**What to do**
Reproduce the entries word for word, and omit any picture you find in them.

◆ ◆ ◆

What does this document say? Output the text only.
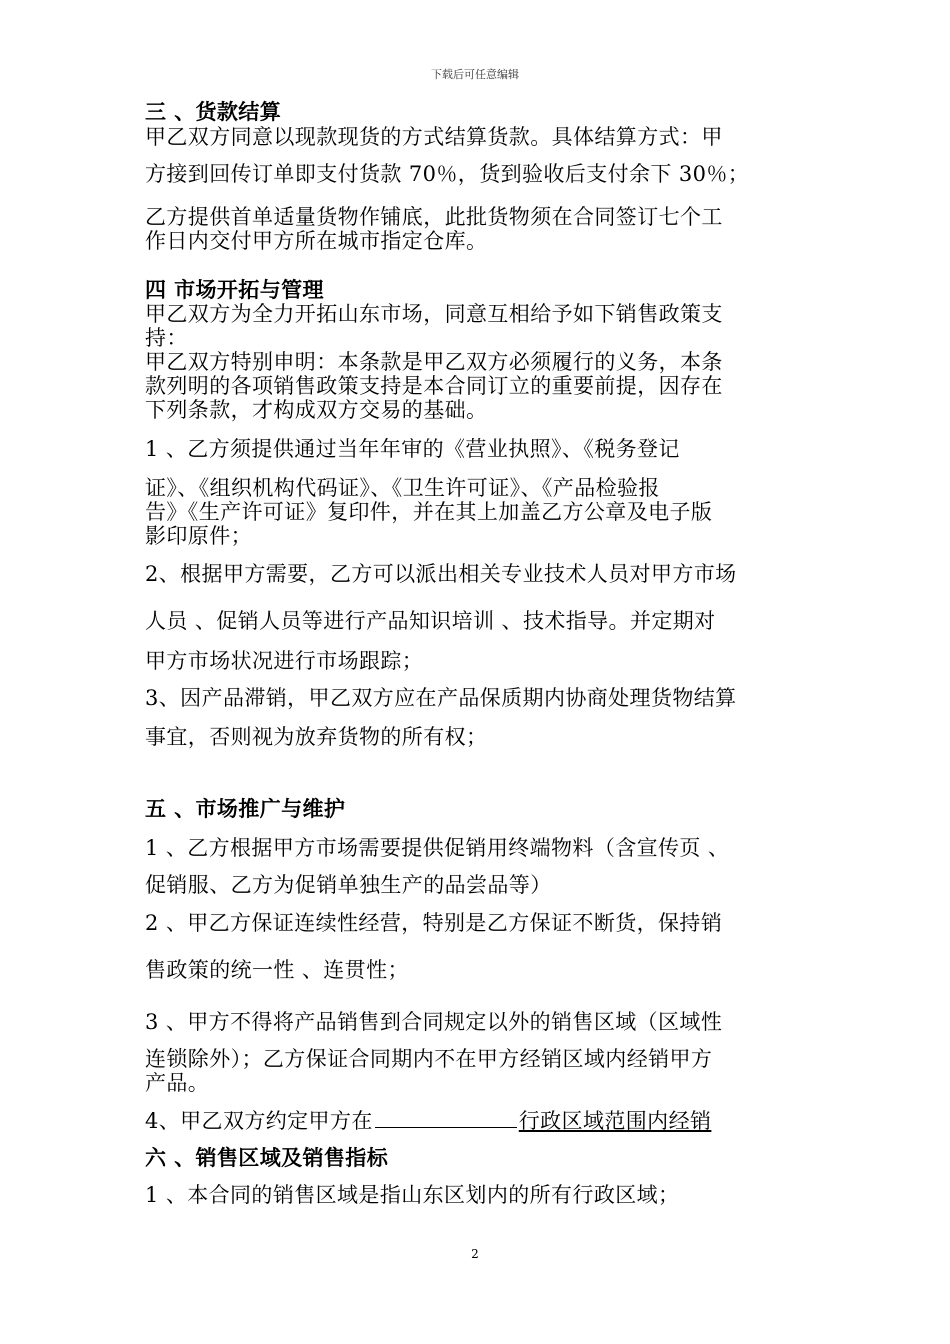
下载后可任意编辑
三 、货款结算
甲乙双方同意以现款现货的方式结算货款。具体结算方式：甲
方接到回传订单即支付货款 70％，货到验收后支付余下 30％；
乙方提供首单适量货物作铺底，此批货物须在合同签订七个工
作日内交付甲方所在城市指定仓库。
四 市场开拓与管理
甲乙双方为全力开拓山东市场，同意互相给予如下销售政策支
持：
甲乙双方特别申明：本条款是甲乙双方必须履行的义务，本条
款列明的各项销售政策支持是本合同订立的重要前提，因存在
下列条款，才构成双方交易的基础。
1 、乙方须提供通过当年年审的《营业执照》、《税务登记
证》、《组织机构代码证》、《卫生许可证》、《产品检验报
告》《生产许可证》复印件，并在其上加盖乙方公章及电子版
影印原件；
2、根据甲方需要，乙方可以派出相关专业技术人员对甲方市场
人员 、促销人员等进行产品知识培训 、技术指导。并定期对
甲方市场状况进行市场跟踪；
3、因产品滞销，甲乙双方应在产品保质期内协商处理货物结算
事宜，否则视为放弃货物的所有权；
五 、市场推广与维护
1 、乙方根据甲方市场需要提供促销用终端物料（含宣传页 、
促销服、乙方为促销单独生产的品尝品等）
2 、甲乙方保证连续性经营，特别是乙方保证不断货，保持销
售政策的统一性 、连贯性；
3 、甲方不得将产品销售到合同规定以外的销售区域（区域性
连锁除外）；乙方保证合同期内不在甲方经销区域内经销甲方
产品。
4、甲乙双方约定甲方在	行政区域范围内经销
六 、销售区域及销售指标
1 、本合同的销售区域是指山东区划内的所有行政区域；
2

◆ ◆ ◆

**Task answer**
What does this document say? Output the text only.
下载后可任意编辑
三 、货款结算
甲乙双方同意以现款现货的方式结算货款。具体结算方式：甲
方接到回传订单即支付货款 70％，货到验收后支付余下 30％；
乙方提供首单适量货物作铺底，此批货物须在合同签订七个工
作日内交付甲方所在城市指定仓库。
四 市场开拓与管理
甲乙双方为全力开拓山东市场，同意互相给予如下销售政策支
持：
甲乙双方特别申明：本条款是甲乙双方必须履行的义务，本条
款列明的各项销售政策支持是本合同订立的重要前提，因存在
下列条款，才构成双方交易的基础。
1 、乙方须提供通过当年年审的《营业执照》、《税务登记
证》、《组织机构代码证》、《卫生许可证》、《产品检验报
告》《生产许可证》复印件，并在其上加盖乙方公章及电子版
影印原件；
2、根据甲方需要，乙方可以派出相关专业技术人员对甲方市场
人员 、促销人员等进行产品知识培训 、技术指导。并定期对
甲方市场状况进行市场跟踪；
3、因产品滞销，甲乙双方应在产品保质期内协商处理货物结算
事宜，否则视为放弃货物的所有权；
五 、市场推广与维护
1 、乙方根据甲方市场需要提供促销用终端物料（含宣传页 、
促销服、乙方为促销单独生产的品尝品等）
2 、甲乙方保证连续性经营，特别是乙方保证不断货，保持销
售政策的统一性 、连贯性；
3 、甲方不得将产品销售到合同规定以外的销售区域（区域性
连锁除外）；乙方保证合同期内不在甲方经销区域内经销甲方
产品。
4、甲乙双方约定甲方在	行政区域范围内经销
六 、销售区域及销售指标
1 、本合同的销售区域是指山东区划内的所有行政区域；
2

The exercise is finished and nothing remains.